Task goal:
What follows is a set of entries. Repeat them exactly, but not their pictures.

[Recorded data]

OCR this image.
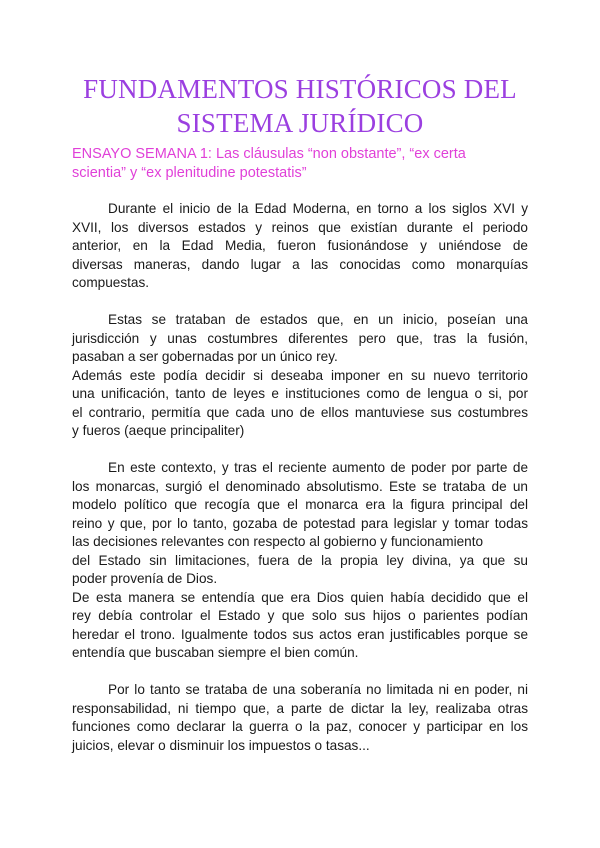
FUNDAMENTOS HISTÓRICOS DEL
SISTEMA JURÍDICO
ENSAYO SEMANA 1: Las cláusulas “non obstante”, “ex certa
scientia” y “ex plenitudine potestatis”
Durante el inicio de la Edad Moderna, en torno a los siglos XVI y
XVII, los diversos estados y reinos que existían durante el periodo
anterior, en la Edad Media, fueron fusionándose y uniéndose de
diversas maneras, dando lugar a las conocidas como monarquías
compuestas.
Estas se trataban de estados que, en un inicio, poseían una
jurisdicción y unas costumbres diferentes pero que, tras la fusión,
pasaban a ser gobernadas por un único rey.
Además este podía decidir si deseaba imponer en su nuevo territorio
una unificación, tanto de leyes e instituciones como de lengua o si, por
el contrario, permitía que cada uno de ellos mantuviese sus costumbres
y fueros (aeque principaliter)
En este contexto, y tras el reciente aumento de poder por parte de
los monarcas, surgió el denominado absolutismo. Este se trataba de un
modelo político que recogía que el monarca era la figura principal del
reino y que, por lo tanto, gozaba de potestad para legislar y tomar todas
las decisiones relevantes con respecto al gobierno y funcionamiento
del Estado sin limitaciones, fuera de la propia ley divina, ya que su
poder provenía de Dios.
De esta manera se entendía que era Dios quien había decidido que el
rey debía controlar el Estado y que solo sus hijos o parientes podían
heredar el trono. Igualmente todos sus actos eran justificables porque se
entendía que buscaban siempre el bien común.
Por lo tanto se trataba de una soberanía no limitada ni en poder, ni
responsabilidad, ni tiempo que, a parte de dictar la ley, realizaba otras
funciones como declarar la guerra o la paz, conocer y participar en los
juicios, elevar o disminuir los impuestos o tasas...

Completed task:
OCR this image.
FUNDAMENTOS HISTÓRICOS DEL
SISTEMA JURÍDICO
ENSAYO SEMANA 1: Las cláusulas “non obstante”, “ex certa
scientia” y “ex plenitudine potestatis”
Durante el inicio de la Edad Moderna, en torno a los siglos XVI y
XVII, los diversos estados y reinos que existían durante el periodo
anterior, en la Edad Media, fueron fusionándose y uniéndose de
diversas maneras, dando lugar a las conocidas como monarquías
compuestas.
Estas se trataban de estados que, en un inicio, poseían una
jurisdicción y unas costumbres diferentes pero que, tras la fusión,
pasaban a ser gobernadas por un único rey.
Además este podía decidir si deseaba imponer en su nuevo territorio
una unificación, tanto de leyes e instituciones como de lengua o si, por
el contrario, permitía que cada uno de ellos mantuviese sus costumbres
y fueros (aeque principaliter)
En este contexto, y tras el reciente aumento de poder por parte de
los monarcas, surgió el denominado absolutismo. Este se trataba de un
modelo político que recogía que el monarca era la figura principal del
reino y que, por lo tanto, gozaba de potestad para legislar y tomar todas
las decisiones relevantes con respecto al gobierno y funcionamiento
del Estado sin limitaciones, fuera de la propia ley divina, ya que su
poder provenía de Dios.
De esta manera se entendía que era Dios quien había decidido que el
rey debía controlar el Estado y que solo sus hijos o parientes podían
heredar el trono. Igualmente todos sus actos eran justificables porque se
entendía que buscaban siempre el bien común.
Por lo tanto se trataba de una soberanía no limitada ni en poder, ni
responsabilidad, ni tiempo que, a parte de dictar la ley, realizaba otras
funciones como declarar la guerra o la paz, conocer y participar en los
juicios, elevar o disminuir los impuestos o tasas...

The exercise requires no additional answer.